• _Records for the exercise_:
# # # # # # #

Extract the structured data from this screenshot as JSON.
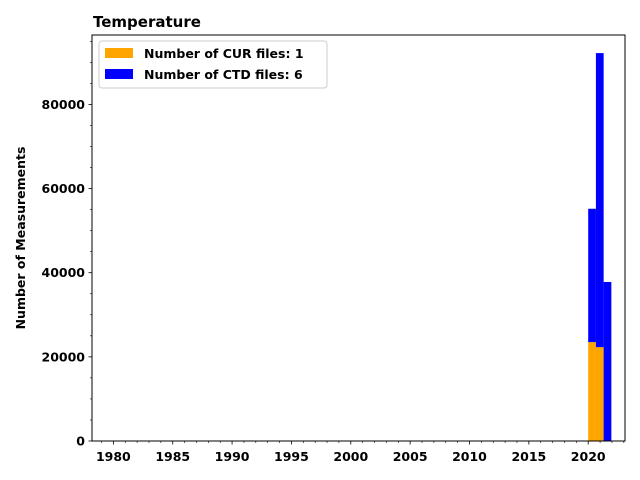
{
  "chart_data": {
    "type": "bar",
    "stacked": true,
    "title": "Temperature",
    "xlabel": "",
    "ylabel": "Number of Measurements",
    "xlim": [
      1978.2,
      2023.1
    ],
    "ylim": [
      0,
      96500
    ],
    "x_major_ticks": [
      1980,
      1985,
      1990,
      1995,
      2000,
      2005,
      2010,
      2015,
      2020
    ],
    "x_tick_labels": [
      "1980",
      "1985",
      "1990",
      "1995",
      "2000",
      "2005",
      "2010",
      "2015",
      "2020"
    ],
    "y_major_ticks": [
      0,
      20000,
      40000,
      60000,
      80000
    ],
    "y_tick_labels": [
      "0",
      "20000",
      "40000",
      "60000",
      "80000"
    ],
    "bin_width": 0.65,
    "bins": [
      2020.0,
      2020.65,
      2021.3
    ],
    "series": [
      {
        "name": "Number of CUR files: 1",
        "color": "#ffa500",
        "values": [
          23500,
          22300,
          0
        ]
      },
      {
        "name": "Number of CTD files: 6",
        "color": "#0000ff",
        "values": [
          31700,
          69900,
          37800
        ]
      }
    ],
    "legend_position": "upper-left",
    "grid": false
  }
}
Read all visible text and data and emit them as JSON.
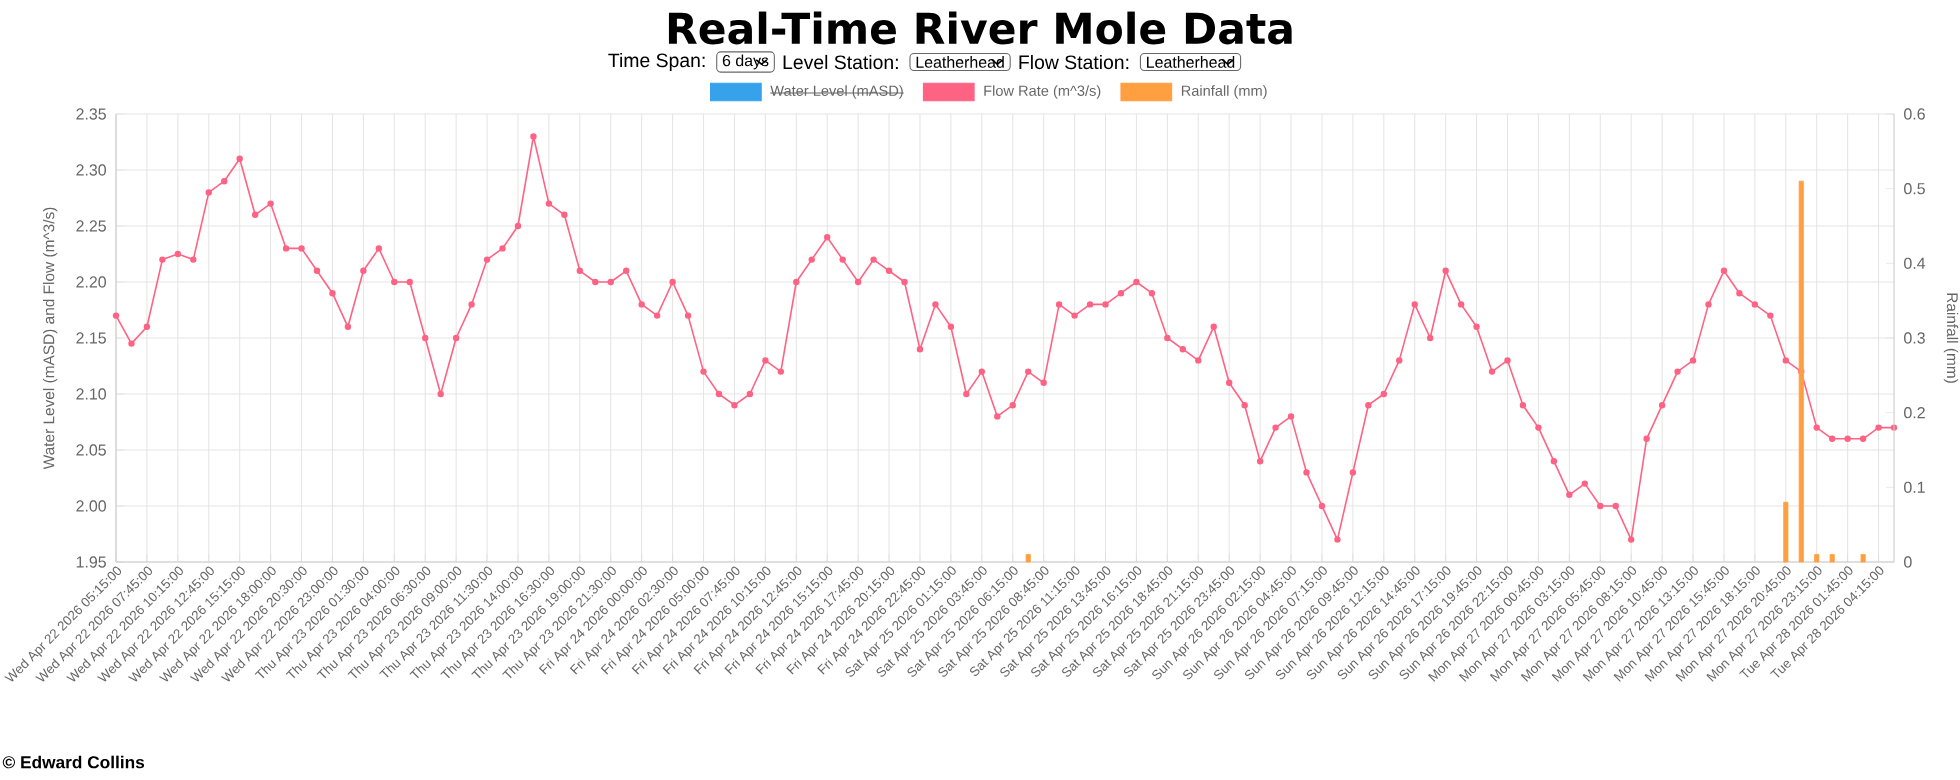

# # # # # # #

• _Task to carry out_: Every line above should be repeated exactly; pictures stay out of the copy.

• _Task response_:
Extract the structured data from this screenshot as JSON.
{
  "chart_data": {
    "type": "bar",
    "stacked": true,
    "title": "Temperature",
    "xlabel": "",
    "ylabel": "Number of Measurements",
    "xlim": [
      1978.2,
      2023.1
    ],
    "ylim": [
      0,
      96500
    ],
    "x_major_ticks": [
      1980,
      1985,
      1990,
      1995,
      2000,
      2005,
      2010,
      2015,
      2020
    ],
    "x_tick_labels": [
      "1980",
      "1985",
      "1990",
      "1995",
      "2000",
      "2005",
      "2010",
      "2015",
      "2020"
    ],
    "y_major_ticks": [
      0,
      20000,
      40000,
      60000,
      80000
    ],
    "y_tick_labels": [
      "0",
      "20000",
      "40000",
      "60000",
      "80000"
    ],
    "bin_width": 0.65,
    "bins": [
      2020.0,
      2020.65,
      2021.3
    ],
    "series": [
      {
        "name": "Number of CUR files: 1",
        "color": "#ffa500",
        "values": [
          23500,
          22300,
          0
        ]
      },
      {
        "name": "Number of CTD files: 6",
        "color": "#0000ff",
        "values": [
          31700,
          69900,
          37800
        ]
      }
    ],
    "legend_position": "upper-left",
    "grid": false
  }
}
Read all visible text and data and emit them as JSON.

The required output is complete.